Records from a data source:
start
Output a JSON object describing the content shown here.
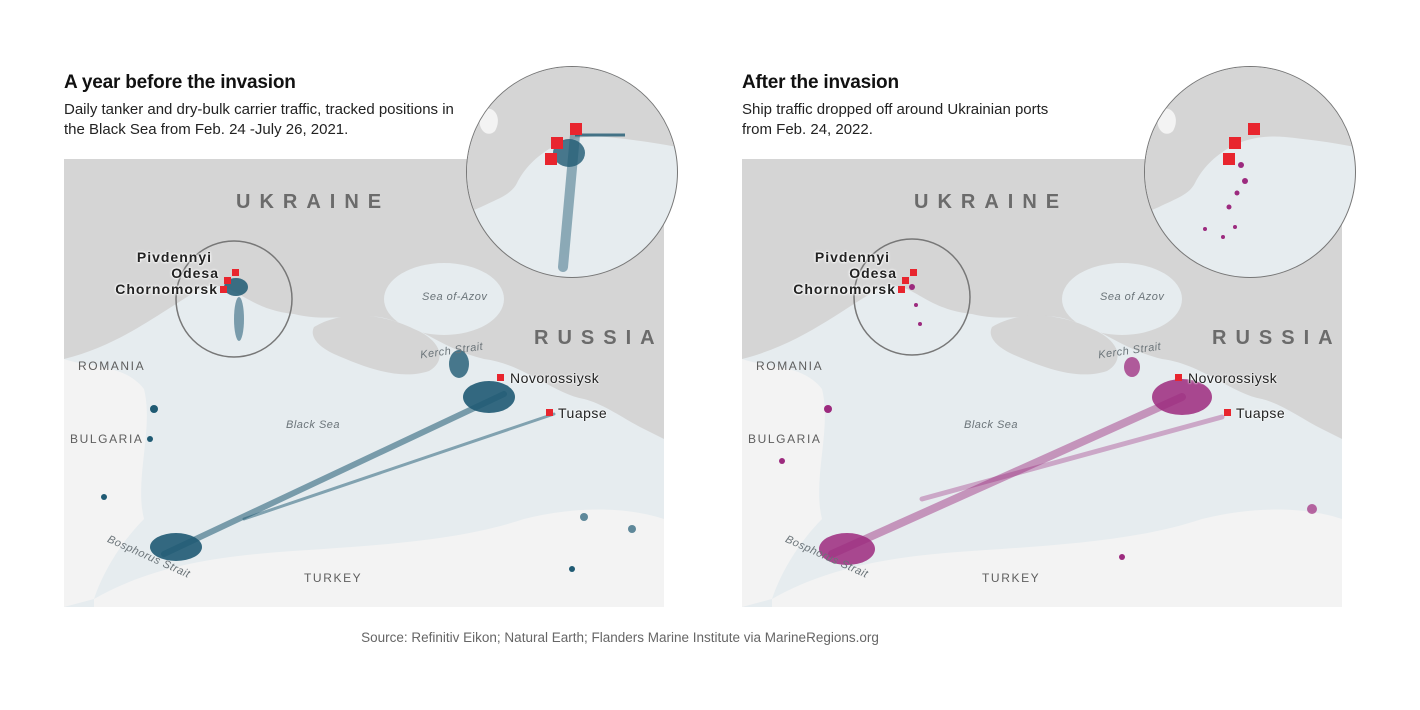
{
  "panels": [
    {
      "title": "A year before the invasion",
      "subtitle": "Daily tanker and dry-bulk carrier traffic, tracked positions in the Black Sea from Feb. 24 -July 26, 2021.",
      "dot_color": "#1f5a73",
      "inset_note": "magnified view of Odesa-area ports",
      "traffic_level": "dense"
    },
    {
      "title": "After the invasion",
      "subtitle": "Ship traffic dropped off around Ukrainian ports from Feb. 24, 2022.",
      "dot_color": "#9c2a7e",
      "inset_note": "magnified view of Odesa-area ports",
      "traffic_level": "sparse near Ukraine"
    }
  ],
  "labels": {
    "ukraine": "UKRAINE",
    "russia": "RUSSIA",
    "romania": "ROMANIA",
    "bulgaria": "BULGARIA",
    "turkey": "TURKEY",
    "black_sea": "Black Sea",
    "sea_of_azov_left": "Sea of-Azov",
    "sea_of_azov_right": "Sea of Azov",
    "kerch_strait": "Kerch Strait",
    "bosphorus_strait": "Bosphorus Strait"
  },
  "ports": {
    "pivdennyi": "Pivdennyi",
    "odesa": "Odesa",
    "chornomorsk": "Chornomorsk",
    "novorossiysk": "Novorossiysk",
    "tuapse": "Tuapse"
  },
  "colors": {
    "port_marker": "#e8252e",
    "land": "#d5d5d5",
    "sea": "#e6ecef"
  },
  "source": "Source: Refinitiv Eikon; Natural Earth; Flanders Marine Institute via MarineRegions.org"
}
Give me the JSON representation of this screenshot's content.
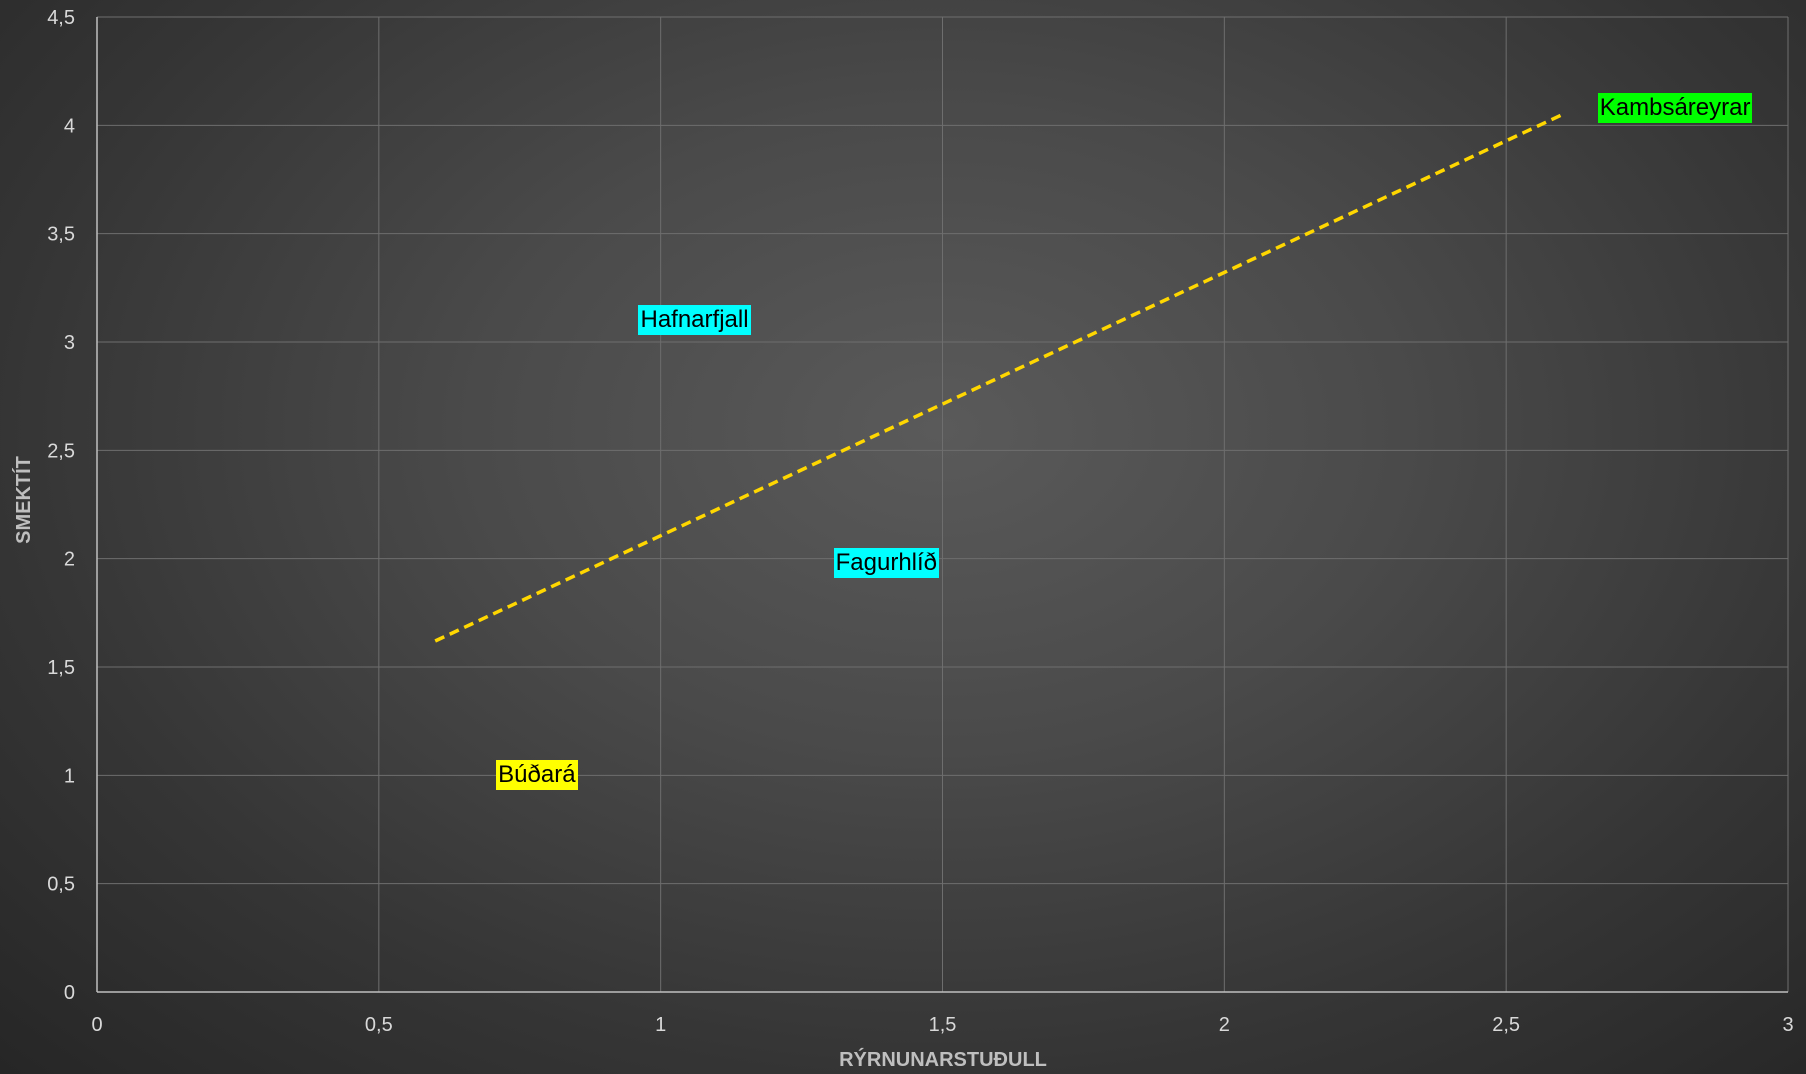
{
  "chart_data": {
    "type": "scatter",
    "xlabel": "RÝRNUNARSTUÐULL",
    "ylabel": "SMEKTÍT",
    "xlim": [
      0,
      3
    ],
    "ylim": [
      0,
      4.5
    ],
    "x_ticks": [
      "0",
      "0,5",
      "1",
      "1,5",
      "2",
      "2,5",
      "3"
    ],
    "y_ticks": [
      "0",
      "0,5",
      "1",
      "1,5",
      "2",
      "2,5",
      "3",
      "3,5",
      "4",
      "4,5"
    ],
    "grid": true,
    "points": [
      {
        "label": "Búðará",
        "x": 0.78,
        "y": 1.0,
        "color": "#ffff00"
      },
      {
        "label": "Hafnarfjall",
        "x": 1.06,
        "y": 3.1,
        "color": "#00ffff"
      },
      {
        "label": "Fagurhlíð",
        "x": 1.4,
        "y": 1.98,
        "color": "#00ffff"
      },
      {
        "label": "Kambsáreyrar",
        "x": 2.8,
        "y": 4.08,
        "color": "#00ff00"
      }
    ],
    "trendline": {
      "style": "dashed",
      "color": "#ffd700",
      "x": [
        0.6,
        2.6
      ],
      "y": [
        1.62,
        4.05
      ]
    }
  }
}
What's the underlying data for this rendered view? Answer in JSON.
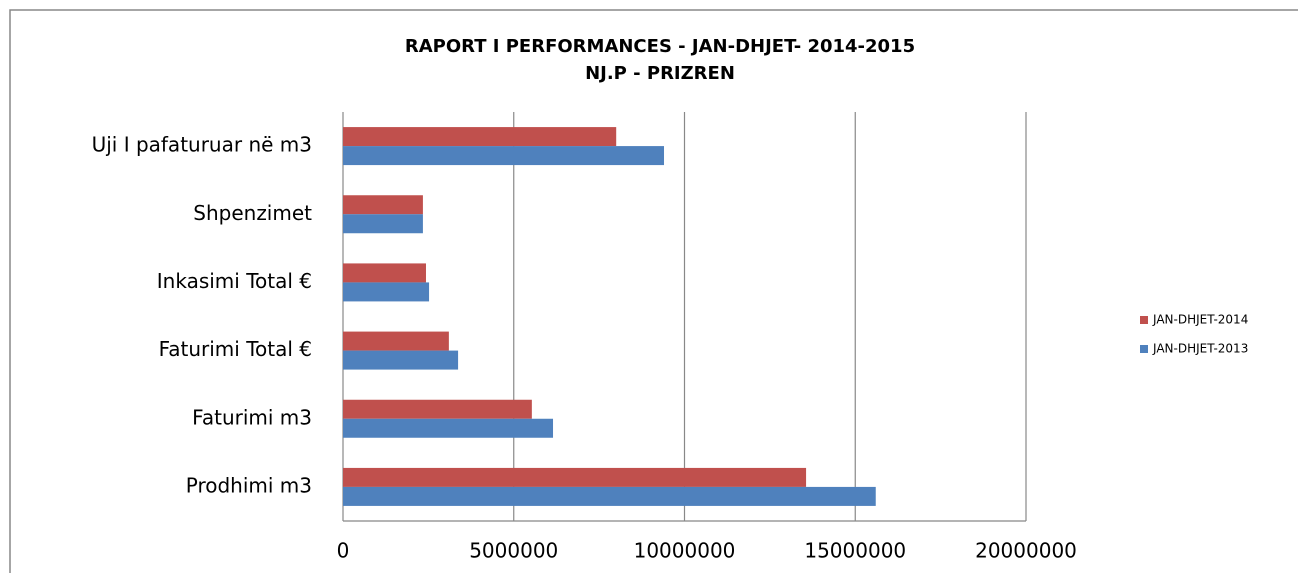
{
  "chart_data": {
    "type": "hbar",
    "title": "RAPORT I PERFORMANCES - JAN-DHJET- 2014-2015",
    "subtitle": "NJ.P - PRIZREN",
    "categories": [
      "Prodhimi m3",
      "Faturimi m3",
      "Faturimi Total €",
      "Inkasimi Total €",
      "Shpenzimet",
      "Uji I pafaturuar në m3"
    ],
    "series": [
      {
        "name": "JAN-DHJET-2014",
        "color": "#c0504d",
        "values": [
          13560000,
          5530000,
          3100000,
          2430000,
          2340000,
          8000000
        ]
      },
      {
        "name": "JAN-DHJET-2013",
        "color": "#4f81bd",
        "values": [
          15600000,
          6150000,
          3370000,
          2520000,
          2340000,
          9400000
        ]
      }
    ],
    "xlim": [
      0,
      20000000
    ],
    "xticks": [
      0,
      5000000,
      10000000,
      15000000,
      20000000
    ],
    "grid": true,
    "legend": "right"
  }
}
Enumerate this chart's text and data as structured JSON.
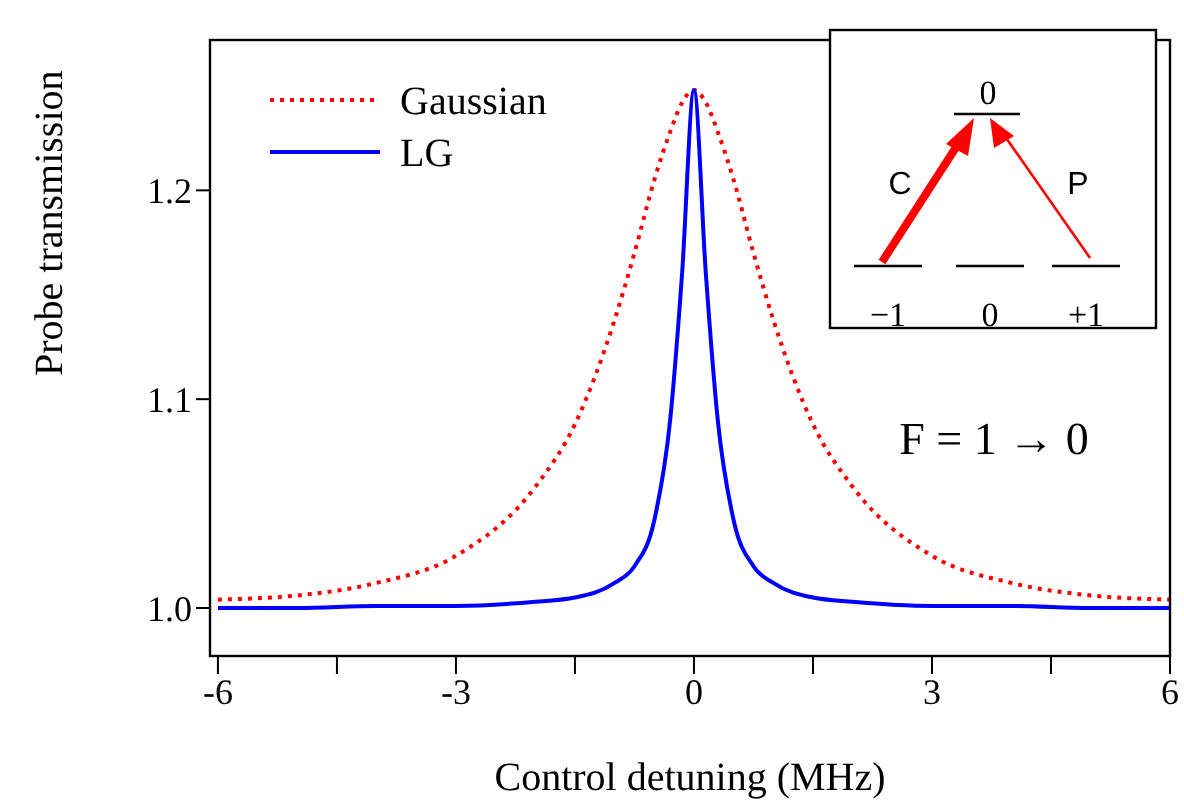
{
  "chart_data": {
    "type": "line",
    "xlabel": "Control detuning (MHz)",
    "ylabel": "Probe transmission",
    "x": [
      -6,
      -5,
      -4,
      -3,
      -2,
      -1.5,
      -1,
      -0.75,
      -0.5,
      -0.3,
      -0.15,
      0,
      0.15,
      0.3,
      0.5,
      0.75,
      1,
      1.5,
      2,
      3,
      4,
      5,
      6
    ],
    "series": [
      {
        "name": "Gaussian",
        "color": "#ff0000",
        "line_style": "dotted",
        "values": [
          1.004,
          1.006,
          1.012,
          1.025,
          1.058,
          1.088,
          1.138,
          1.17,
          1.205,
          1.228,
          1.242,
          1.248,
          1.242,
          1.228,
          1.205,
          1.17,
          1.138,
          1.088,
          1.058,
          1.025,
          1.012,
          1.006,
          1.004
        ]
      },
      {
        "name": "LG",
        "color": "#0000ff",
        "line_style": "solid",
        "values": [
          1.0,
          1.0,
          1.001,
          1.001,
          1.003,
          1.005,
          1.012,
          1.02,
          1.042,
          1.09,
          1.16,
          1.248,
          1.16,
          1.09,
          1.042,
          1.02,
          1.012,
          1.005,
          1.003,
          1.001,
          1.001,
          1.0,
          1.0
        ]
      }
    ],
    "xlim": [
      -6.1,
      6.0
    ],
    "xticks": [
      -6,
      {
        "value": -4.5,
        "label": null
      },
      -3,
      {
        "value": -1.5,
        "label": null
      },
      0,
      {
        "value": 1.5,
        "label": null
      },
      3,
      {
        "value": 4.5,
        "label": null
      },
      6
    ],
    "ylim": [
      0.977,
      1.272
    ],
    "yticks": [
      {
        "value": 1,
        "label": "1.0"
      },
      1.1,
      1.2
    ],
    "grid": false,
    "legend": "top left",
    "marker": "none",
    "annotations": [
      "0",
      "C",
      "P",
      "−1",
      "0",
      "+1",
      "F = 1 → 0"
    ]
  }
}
end
**WHAT YOU HAVE TO DO:** From the listing above, copy all lines holding the word "ylabel".

**WORKED SOLUTION:**
    "ylabel": "SMEKTÍT",
    "ylabel": "Probe transmission",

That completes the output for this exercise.